**What is needed**
Retype the complete listing exactly as it appears.

**Rows**
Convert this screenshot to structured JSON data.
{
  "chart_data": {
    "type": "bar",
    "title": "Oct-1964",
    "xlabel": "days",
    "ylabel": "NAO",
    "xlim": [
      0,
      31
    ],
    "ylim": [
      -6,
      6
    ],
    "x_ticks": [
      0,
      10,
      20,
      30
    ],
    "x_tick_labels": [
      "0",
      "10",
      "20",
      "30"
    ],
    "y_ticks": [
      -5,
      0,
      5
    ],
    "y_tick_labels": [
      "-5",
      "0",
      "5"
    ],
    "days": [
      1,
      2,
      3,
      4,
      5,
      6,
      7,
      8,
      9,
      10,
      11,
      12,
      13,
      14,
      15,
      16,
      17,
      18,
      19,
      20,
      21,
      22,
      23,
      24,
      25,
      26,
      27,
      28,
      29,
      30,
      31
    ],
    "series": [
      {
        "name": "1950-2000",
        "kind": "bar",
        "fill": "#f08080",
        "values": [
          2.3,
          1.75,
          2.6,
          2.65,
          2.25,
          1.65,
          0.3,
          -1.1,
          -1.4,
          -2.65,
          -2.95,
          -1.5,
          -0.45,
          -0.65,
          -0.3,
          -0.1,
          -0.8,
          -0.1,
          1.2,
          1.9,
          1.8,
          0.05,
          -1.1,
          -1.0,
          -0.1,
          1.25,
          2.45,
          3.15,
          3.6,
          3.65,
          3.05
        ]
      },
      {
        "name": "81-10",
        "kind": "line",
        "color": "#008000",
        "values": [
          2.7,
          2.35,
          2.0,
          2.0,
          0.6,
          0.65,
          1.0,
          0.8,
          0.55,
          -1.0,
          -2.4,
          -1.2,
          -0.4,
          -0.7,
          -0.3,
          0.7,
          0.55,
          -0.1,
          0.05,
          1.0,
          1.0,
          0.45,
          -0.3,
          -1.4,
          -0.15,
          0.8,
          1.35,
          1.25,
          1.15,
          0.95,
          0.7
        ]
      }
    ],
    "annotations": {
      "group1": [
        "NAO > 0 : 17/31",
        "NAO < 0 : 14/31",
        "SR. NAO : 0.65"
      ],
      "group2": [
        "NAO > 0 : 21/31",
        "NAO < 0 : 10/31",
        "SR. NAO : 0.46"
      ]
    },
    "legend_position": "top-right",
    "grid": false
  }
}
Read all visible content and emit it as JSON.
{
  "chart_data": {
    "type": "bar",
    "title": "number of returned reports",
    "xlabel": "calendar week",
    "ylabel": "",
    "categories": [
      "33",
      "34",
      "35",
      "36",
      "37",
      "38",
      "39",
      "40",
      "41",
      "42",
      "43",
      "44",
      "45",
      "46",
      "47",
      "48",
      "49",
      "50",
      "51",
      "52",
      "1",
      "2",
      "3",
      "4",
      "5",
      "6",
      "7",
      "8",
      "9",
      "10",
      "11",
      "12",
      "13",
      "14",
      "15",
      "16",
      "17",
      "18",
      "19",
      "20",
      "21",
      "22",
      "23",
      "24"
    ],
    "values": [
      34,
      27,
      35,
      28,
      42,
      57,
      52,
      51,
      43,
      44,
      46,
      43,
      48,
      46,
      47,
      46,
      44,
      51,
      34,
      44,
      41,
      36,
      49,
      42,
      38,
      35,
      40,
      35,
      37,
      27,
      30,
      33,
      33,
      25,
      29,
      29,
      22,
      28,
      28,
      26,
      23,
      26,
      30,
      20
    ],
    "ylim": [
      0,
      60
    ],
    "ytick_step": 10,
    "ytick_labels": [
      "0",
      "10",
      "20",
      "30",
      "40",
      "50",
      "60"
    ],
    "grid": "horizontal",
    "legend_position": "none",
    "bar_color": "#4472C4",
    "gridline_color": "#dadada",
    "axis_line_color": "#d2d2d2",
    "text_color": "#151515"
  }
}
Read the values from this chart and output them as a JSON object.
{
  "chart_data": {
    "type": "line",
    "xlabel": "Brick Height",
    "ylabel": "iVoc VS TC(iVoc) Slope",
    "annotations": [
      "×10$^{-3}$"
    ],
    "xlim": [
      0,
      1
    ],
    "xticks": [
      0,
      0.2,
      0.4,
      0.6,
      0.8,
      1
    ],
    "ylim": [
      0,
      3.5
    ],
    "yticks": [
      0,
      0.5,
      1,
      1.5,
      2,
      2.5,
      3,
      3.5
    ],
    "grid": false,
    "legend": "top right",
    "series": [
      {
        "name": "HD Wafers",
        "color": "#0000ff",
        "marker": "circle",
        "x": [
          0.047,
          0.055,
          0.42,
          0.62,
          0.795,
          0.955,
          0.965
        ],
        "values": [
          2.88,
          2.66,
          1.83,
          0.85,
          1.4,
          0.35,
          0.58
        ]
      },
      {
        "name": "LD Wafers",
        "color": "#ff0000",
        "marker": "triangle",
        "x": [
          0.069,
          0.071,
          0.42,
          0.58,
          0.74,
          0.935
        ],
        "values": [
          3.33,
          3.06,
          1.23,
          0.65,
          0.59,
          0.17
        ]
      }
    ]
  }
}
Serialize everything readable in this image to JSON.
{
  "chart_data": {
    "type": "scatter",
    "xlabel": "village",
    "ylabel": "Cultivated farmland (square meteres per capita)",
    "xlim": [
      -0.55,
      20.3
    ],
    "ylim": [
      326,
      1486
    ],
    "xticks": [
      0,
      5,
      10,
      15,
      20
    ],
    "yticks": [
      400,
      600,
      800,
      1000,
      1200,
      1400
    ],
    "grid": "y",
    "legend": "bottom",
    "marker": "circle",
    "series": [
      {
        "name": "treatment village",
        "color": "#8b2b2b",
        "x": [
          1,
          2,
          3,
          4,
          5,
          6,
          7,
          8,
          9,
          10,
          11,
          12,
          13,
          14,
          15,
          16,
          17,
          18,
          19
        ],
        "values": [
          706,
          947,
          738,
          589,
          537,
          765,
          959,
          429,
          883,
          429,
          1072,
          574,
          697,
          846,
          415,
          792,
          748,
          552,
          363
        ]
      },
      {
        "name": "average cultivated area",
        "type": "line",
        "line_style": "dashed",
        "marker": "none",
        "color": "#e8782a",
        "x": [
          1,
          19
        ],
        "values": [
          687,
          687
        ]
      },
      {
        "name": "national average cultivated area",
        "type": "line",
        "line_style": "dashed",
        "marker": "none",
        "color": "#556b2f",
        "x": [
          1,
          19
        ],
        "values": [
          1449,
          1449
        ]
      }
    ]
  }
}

**Worked solution**
Convert this screenshot to structured JSON data.
{
  "chart_data": {
    "type": "bar",
    "title": "Oct-1964",
    "xlabel": "days",
    "ylabel": "NAO",
    "xlim": [
      0,
      31
    ],
    "ylim": [
      -6,
      6
    ],
    "x_ticks": [
      0,
      10,
      20,
      30
    ],
    "x_tick_labels": [
      "0",
      "10",
      "20",
      "30"
    ],
    "y_ticks": [
      -5,
      0,
      5
    ],
    "y_tick_labels": [
      "-5",
      "0",
      "5"
    ],
    "days": [
      1,
      2,
      3,
      4,
      5,
      6,
      7,
      8,
      9,
      10,
      11,
      12,
      13,
      14,
      15,
      16,
      17,
      18,
      19,
      20,
      21,
      22,
      23,
      24,
      25,
      26,
      27,
      28,
      29,
      30,
      31
    ],
    "series": [
      {
        "name": "1950-2000",
        "kind": "bar",
        "fill": "#f08080",
        "values": [
          2.3,
          1.75,
          2.6,
          2.65,
          2.25,
          1.65,
          0.3,
          -1.1,
          -1.4,
          -2.65,
          -2.95,
          -1.5,
          -0.45,
          -0.65,
          -0.3,
          -0.1,
          -0.8,
          -0.1,
          1.2,
          1.9,
          1.8,
          0.05,
          -1.1,
          -1.0,
          -0.1,
          1.25,
          2.45,
          3.15,
          3.6,
          3.65,
          3.05
        ]
      },
      {
        "name": "81-10",
        "kind": "line",
        "color": "#008000",
        "values": [
          2.7,
          2.35,
          2.0,
          2.0,
          0.6,
          0.65,
          1.0,
          0.8,
          0.55,
          -1.0,
          -2.4,
          -1.2,
          -0.4,
          -0.7,
          -0.3,
          0.7,
          0.55,
          -0.1,
          0.05,
          1.0,
          1.0,
          0.45,
          -0.3,
          -1.4,
          -0.15,
          0.8,
          1.35,
          1.25,
          1.15,
          0.95,
          0.7
        ]
      }
    ],
    "annotations": {
      "group1": [
        "NAO > 0 : 17/31",
        "NAO < 0 : 14/31",
        "SR. NAO : 0.65"
      ],
      "group2": [
        "NAO > 0 : 21/31",
        "NAO < 0 : 10/31",
        "SR. NAO : 0.46"
      ]
    },
    "legend_position": "top-right",
    "grid": false
  }
}
Read all visible content and emit it as JSON.
{
  "chart_data": {
    "type": "bar",
    "title": "number of returned reports",
    "xlabel": "calendar week",
    "ylabel": "",
    "categories": [
      "33",
      "34",
      "35",
      "36",
      "37",
      "38",
      "39",
      "40",
      "41",
      "42",
      "43",
      "44",
      "45",
      "46",
      "47",
      "48",
      "49",
      "50",
      "51",
      "52",
      "1",
      "2",
      "3",
      "4",
      "5",
      "6",
      "7",
      "8",
      "9",
      "10",
      "11",
      "12",
      "13",
      "14",
      "15",
      "16",
      "17",
      "18",
      "19",
      "20",
      "21",
      "22",
      "23",
      "24"
    ],
    "values": [
      34,
      27,
      35,
      28,
      42,
      57,
      52,
      51,
      43,
      44,
      46,
      43,
      48,
      46,
      47,
      46,
      44,
      51,
      34,
      44,
      41,
      36,
      49,
      42,
      38,
      35,
      40,
      35,
      37,
      27,
      30,
      33,
      33,
      25,
      29,
      29,
      22,
      28,
      28,
      26,
      23,
      26,
      30,
      20
    ],
    "ylim": [
      0,
      60
    ],
    "ytick_step": 10,
    "ytick_labels": [
      "0",
      "10",
      "20",
      "30",
      "40",
      "50",
      "60"
    ],
    "grid": "horizontal",
    "legend_position": "none",
    "bar_color": "#4472C4",
    "gridline_color": "#dadada",
    "axis_line_color": "#d2d2d2",
    "text_color": "#151515"
  }
}
Read the values from this chart and output them as a JSON object.
{
  "chart_data": {
    "type": "line",
    "xlabel": "Brick Height",
    "ylabel": "iVoc VS TC(iVoc) Slope",
    "annotations": [
      "×10$^{-3}$"
    ],
    "xlim": [
      0,
      1
    ],
    "xticks": [
      0,
      0.2,
      0.4,
      0.6,
      0.8,
      1
    ],
    "ylim": [
      0,
      3.5
    ],
    "yticks": [
      0,
      0.5,
      1,
      1.5,
      2,
      2.5,
      3,
      3.5
    ],
    "grid": false,
    "legend": "top right",
    "series": [
      {
        "name": "HD Wafers",
        "color": "#0000ff",
        "marker": "circle",
        "x": [
          0.047,
          0.055,
          0.42,
          0.62,
          0.795,
          0.955,
          0.965
        ],
        "values": [
          2.88,
          2.66,
          1.83,
          0.85,
          1.4,
          0.35,
          0.58
        ]
      },
      {
        "name": "LD Wafers",
        "color": "#ff0000",
        "marker": "triangle",
        "x": [
          0.069,
          0.071,
          0.42,
          0.58,
          0.74,
          0.935
        ],
        "values": [
          3.33,
          3.06,
          1.23,
          0.65,
          0.59,
          0.17
        ]
      }
    ]
  }
}
Serialize everything readable in this image to JSON.
{
  "chart_data": {
    "type": "scatter",
    "xlabel": "village",
    "ylabel": "Cultivated farmland (square meteres per capita)",
    "xlim": [
      -0.55,
      20.3
    ],
    "ylim": [
      326,
      1486
    ],
    "xticks": [
      0,
      5,
      10,
      15,
      20
    ],
    "yticks": [
      400,
      600,
      800,
      1000,
      1200,
      1400
    ],
    "grid": "y",
    "legend": "bottom",
    "marker": "circle",
    "series": [
      {
        "name": "treatment village",
        "color": "#8b2b2b",
        "x": [
          1,
          2,
          3,
          4,
          5,
          6,
          7,
          8,
          9,
          10,
          11,
          12,
          13,
          14,
          15,
          16,
          17,
          18,
          19
        ],
        "values": [
          706,
          947,
          738,
          589,
          537,
          765,
          959,
          429,
          883,
          429,
          1072,
          574,
          697,
          846,
          415,
          792,
          748,
          552,
          363
        ]
      },
      {
        "name": "average cultivated area",
        "type": "line",
        "line_style": "dashed",
        "marker": "none",
        "color": "#e8782a",
        "x": [
          1,
          19
        ],
        "values": [
          687,
          687
        ]
      },
      {
        "name": "national average cultivated area",
        "type": "line",
        "line_style": "dashed",
        "marker": "none",
        "color": "#556b2f",
        "x": [
          1,
          19
        ],
        "values": [
          1449,
          1449
        ]
      }
    ]
  }
}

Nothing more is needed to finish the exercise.